-------- Material provided --------

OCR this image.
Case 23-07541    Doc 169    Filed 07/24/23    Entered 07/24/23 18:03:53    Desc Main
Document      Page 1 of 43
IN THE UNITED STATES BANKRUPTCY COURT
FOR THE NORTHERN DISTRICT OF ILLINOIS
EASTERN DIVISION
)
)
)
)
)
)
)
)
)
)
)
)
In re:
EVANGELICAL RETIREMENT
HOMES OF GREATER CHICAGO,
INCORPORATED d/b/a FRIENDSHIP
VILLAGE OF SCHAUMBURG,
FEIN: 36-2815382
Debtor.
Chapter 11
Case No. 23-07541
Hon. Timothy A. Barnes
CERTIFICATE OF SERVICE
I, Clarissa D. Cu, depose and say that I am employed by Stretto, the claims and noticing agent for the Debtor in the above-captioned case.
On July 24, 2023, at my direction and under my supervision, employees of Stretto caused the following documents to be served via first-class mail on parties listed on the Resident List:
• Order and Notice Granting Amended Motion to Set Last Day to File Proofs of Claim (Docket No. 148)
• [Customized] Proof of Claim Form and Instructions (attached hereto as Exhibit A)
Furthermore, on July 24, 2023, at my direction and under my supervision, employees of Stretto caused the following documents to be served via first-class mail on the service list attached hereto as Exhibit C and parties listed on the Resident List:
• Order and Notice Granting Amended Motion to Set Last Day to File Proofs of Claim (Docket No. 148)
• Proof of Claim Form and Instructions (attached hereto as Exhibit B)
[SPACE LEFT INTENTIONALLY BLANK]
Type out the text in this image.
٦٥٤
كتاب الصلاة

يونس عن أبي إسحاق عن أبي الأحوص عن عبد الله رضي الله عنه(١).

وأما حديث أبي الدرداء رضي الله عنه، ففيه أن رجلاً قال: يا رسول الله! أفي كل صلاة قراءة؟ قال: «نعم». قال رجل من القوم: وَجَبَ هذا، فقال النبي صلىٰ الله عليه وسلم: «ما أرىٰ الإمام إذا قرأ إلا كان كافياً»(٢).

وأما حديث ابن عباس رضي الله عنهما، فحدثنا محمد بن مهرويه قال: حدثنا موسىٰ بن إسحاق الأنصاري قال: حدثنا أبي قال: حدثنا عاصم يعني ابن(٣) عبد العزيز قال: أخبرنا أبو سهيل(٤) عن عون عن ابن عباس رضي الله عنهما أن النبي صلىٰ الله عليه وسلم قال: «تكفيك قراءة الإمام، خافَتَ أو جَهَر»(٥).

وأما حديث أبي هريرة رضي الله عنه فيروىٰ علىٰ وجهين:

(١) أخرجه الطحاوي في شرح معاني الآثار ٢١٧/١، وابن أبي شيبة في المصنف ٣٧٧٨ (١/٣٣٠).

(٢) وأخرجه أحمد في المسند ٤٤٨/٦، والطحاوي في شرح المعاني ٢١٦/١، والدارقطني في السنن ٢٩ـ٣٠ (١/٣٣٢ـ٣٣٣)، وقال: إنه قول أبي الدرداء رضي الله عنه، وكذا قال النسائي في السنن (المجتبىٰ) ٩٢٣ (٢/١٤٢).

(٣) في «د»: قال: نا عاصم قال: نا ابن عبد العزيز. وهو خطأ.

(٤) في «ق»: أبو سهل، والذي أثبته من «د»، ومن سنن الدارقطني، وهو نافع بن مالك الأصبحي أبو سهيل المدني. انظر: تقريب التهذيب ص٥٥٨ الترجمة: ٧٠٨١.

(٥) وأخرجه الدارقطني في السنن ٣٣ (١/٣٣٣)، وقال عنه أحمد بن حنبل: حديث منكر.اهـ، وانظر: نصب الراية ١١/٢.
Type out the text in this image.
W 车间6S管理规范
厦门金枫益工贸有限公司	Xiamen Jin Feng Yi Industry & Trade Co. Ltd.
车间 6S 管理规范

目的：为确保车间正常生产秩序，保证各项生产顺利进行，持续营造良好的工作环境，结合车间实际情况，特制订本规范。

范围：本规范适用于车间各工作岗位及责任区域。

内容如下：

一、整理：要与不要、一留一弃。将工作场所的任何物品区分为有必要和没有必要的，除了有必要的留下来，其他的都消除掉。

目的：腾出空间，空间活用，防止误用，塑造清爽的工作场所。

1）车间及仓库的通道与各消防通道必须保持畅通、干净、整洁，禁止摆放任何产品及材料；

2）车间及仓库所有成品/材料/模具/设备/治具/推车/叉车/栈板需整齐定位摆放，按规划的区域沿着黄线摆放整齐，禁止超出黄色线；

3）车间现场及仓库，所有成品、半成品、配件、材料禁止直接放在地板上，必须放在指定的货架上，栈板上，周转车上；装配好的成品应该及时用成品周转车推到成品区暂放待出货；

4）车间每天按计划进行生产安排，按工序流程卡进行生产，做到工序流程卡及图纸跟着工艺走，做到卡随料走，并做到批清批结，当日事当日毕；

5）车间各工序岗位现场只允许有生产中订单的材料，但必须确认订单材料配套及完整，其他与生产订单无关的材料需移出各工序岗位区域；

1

--------

• What the task asks
List each line of the records that holds the string "وأخرجه".

• Solution
(٢) وأخرجه أحمد في المسند ٤٤٨/٦، والطحاوي في شرح المعاني ٢١٦/١، والدارقطني في السنن ٢٩ـ٣٠ (١/٣٣٢ـ٣٣٣)، وقال: إنه قول أبي الدرداء رضي الله عنه، وكذا قال النسائي في السنن (المجتبىٰ) ٩٢٣ (٢/١٤٢).
(٥) وأخرجه الدارقطني في السنن ٣٣ (١/٣٣٣)، وقال عنه أحمد بن حنبل: حديث منكر.اهـ، وانظر: نصب الراية ١١/٢.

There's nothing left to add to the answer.